Pick out and copy every line below that has the word "title".

:: Supplied entries

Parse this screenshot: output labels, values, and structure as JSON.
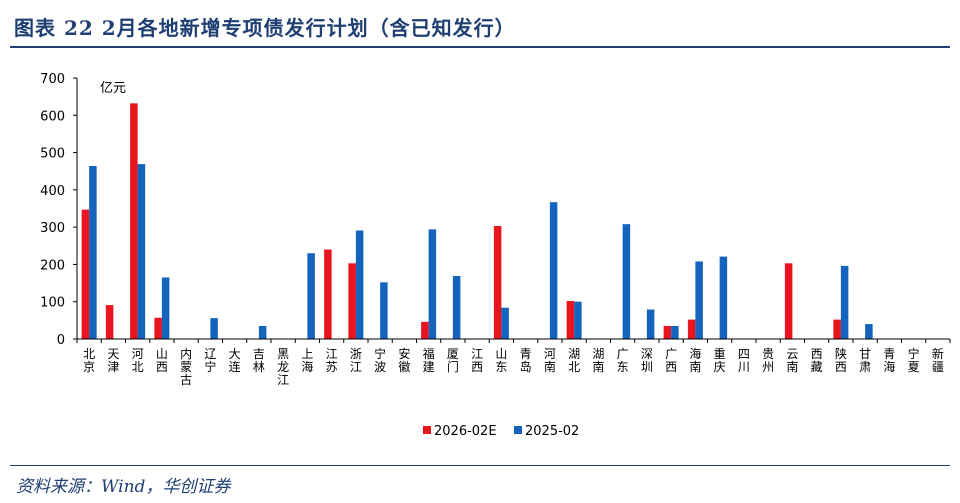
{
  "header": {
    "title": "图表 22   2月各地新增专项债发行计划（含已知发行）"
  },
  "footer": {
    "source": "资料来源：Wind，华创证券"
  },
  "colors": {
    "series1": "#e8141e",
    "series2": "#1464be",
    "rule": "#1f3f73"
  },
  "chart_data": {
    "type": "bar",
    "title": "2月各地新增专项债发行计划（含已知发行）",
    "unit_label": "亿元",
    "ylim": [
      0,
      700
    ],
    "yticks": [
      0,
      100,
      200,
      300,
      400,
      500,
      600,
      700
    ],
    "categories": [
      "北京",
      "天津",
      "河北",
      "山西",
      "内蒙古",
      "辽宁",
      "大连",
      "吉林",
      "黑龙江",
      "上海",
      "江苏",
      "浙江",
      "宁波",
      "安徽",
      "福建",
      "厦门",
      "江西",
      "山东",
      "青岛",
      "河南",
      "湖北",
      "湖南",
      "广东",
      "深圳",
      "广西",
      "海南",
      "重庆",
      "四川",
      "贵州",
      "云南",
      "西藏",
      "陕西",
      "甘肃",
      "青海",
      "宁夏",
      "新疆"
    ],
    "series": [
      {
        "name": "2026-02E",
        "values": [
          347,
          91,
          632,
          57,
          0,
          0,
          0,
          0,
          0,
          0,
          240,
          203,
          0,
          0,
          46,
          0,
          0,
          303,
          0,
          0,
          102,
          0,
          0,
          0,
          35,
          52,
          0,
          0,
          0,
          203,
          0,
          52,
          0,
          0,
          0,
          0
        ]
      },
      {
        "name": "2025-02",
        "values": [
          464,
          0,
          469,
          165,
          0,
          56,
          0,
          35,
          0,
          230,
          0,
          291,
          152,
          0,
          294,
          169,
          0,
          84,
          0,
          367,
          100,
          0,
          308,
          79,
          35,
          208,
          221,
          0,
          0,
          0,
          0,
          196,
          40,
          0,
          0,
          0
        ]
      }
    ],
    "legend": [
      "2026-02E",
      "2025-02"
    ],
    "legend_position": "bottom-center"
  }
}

::::

» **The completed task**:
    "title": "图表 22   2月各地新增专项债发行计划（含已知发行）"
    "title": "2月各地新增专项债发行计划（含已知发行）",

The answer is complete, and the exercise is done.